**Data lines:**
"""

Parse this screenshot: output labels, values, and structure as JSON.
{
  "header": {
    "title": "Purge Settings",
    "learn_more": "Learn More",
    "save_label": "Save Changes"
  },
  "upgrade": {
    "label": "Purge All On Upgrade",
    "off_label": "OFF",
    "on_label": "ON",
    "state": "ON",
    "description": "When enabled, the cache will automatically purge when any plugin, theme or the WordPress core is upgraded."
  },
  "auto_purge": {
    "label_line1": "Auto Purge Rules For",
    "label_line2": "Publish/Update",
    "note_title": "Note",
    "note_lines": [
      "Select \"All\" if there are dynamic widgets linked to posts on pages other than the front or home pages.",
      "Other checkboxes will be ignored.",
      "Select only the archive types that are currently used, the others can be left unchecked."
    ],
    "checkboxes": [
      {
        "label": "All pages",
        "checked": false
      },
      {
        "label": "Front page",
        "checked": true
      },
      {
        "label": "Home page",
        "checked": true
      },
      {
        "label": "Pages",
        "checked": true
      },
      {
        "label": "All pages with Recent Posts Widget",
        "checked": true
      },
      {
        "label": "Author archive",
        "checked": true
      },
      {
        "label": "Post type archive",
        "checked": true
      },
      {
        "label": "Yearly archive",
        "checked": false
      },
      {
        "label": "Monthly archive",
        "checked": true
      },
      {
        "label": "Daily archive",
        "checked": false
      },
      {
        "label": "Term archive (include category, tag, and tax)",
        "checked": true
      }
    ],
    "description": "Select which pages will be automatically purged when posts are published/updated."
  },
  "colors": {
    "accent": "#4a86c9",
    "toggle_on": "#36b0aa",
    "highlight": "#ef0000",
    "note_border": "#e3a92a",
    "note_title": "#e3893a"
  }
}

"""

**Problem to solve:** Reproduce the complete set of lines precisely as supplied.

**Output:**
Parse this screenshot: output labels, values, and structure as JSON.
{
  "header": {
    "title": "Purge Settings",
    "learn_more": "Learn More",
    "save_label": "Save Changes"
  },
  "upgrade": {
    "label": "Purge All On Upgrade",
    "off_label": "OFF",
    "on_label": "ON",
    "state": "ON",
    "description": "When enabled, the cache will automatically purge when any plugin, theme or the WordPress core is upgraded."
  },
  "auto_purge": {
    "label_line1": "Auto Purge Rules For",
    "label_line2": "Publish/Update",
    "note_title": "Note",
    "note_lines": [
      "Select \"All\" if there are dynamic widgets linked to posts on pages other than the front or home pages.",
      "Other checkboxes will be ignored.",
      "Select only the archive types that are currently used, the others can be left unchecked."
    ],
    "checkboxes": [
      {
        "label": "All pages",
        "checked": false
      },
      {
        "label": "Front page",
        "checked": true
      },
      {
        "label": "Home page",
        "checked": true
      },
      {
        "label": "Pages",
        "checked": true
      },
      {
        "label": "All pages with Recent Posts Widget",
        "checked": true
      },
      {
        "label": "Author archive",
        "checked": true
      },
      {
        "label": "Post type archive",
        "checked": true
      },
      {
        "label": "Yearly archive",
        "checked": false
      },
      {
        "label": "Monthly archive",
        "checked": true
      },
      {
        "label": "Daily archive",
        "checked": false
      },
      {
        "label": "Term archive (include category, tag, and tax)",
        "checked": true
      }
    ],
    "description": "Select which pages will be automatically purged when posts are published/updated."
  },
  "colors": {
    "accent": "#4a86c9",
    "toggle_on": "#36b0aa",
    "highlight": "#ef0000",
    "note_border": "#e3a92a",
    "note_title": "#e3893a"
  }
}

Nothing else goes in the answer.